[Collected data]
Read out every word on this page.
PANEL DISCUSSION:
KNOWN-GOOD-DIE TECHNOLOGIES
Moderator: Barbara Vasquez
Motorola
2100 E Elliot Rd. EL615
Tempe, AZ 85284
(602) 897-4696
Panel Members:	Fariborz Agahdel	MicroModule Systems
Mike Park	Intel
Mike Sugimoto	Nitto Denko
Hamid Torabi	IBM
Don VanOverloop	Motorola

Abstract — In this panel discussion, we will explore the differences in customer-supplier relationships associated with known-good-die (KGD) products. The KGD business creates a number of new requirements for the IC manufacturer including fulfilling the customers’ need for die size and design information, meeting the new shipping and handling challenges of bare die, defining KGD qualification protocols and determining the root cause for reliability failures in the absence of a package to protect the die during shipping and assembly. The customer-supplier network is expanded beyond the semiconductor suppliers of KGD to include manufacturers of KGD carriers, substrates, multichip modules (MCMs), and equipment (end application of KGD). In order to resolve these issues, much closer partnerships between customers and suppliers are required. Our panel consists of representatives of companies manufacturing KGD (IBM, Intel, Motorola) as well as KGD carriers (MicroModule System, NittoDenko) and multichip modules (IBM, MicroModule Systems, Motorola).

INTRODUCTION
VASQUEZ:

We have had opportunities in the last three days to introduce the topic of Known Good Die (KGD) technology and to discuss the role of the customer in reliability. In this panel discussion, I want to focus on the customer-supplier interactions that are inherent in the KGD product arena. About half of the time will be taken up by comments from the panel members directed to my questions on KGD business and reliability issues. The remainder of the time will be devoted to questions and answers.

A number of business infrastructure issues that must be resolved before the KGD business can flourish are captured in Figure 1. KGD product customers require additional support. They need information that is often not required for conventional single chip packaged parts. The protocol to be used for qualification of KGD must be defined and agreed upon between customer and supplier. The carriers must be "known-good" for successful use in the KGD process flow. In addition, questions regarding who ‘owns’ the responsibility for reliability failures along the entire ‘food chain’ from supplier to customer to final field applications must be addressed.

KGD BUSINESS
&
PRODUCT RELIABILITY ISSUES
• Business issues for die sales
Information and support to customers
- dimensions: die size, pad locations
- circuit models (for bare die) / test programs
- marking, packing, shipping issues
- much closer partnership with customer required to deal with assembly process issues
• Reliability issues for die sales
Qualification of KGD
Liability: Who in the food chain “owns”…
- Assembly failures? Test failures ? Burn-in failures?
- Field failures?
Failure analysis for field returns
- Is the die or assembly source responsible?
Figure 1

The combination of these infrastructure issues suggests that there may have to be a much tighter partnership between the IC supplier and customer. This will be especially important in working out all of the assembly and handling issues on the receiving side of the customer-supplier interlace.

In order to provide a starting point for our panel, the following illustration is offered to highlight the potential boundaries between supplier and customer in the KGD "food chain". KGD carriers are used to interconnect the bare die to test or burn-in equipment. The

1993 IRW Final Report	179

REQUIREMENT: Set down the material above again, word for word.

CORRECT RESULT:
Read out every word on this page.
PANEL DISCUSSION:
KNOWN-GOOD-DIE TECHNOLOGIES
Moderator: Barbara Vasquez
Motorola
2100 E Elliot Rd. EL615
Tempe, AZ 85284
(602) 897-4696
Panel Members:	Fariborz Agahdel	MicroModule Systems
Mike Park	Intel
Mike Sugimoto	Nitto Denko
Hamid Torabi	IBM
Don VanOverloop	Motorola

Abstract — In this panel discussion, we will explore the differences in customer-supplier relationships associated with known-good-die (KGD) products. The KGD business creates a number of new requirements for the IC manufacturer including fulfilling the customers’ need for die size and design information, meeting the new shipping and handling challenges of bare die, defining KGD qualification protocols and determining the root cause for reliability failures in the absence of a package to protect the die during shipping and assembly. The customer-supplier network is expanded beyond the semiconductor suppliers of KGD to include manufacturers of KGD carriers, substrates, multichip modules (MCMs), and equipment (end application of KGD). In order to resolve these issues, much closer partnerships between customers and suppliers are required. Our panel consists of representatives of companies manufacturing KGD (IBM, Intel, Motorola) as well as KGD carriers (MicroModule System, NittoDenko) and multichip modules (IBM, MicroModule Systems, Motorola).

INTRODUCTION
VASQUEZ:

We have had opportunities in the last three days to introduce the topic of Known Good Die (KGD) technology and to discuss the role of the customer in reliability. In this panel discussion, I want to focus on the customer-supplier interactions that are inherent in the KGD product arena. About half of the time will be taken up by comments from the panel members directed to my questions on KGD business and reliability issues. The remainder of the time will be devoted to questions and answers.

A number of business infrastructure issues that must be resolved before the KGD business can flourish are captured in Figure 1. KGD product customers require additional support. They need information that is often not required for conventional single chip packaged parts. The protocol to be used for qualification of KGD must be defined and agreed upon between customer and supplier. The carriers must be "known-good" for successful use in the KGD process flow. In addition, questions regarding who ‘owns’ the responsibility for reliability failures along the entire ‘food chain’ from supplier to customer to final field applications must be addressed.

KGD BUSINESS
&
PRODUCT RELIABILITY ISSUES
• Business issues for die sales
Information and support to customers
- dimensions: die size, pad locations
- circuit models (for bare die) / test programs
- marking, packing, shipping issues
- much closer partnership with customer required to deal with assembly process issues
• Reliability issues for die sales
Qualification of KGD
Liability: Who in the food chain “owns”…
- Assembly failures? Test failures ? Burn-in failures?
- Field failures?
Failure analysis for field returns
- Is the die or assembly source responsible?
Figure 1

The combination of these infrastructure issues suggests that there may have to be a much tighter partnership between the IC supplier and customer. This will be especially important in working out all of the assembly and handling issues on the receiving side of the customer-supplier interlace.

In order to provide a starting point for our panel, the following illustration is offered to highlight the potential boundaries between supplier and customer in the KGD "food chain". KGD carriers are used to interconnect the bare die to test or burn-in equipment. The

1993 IRW Final Report	179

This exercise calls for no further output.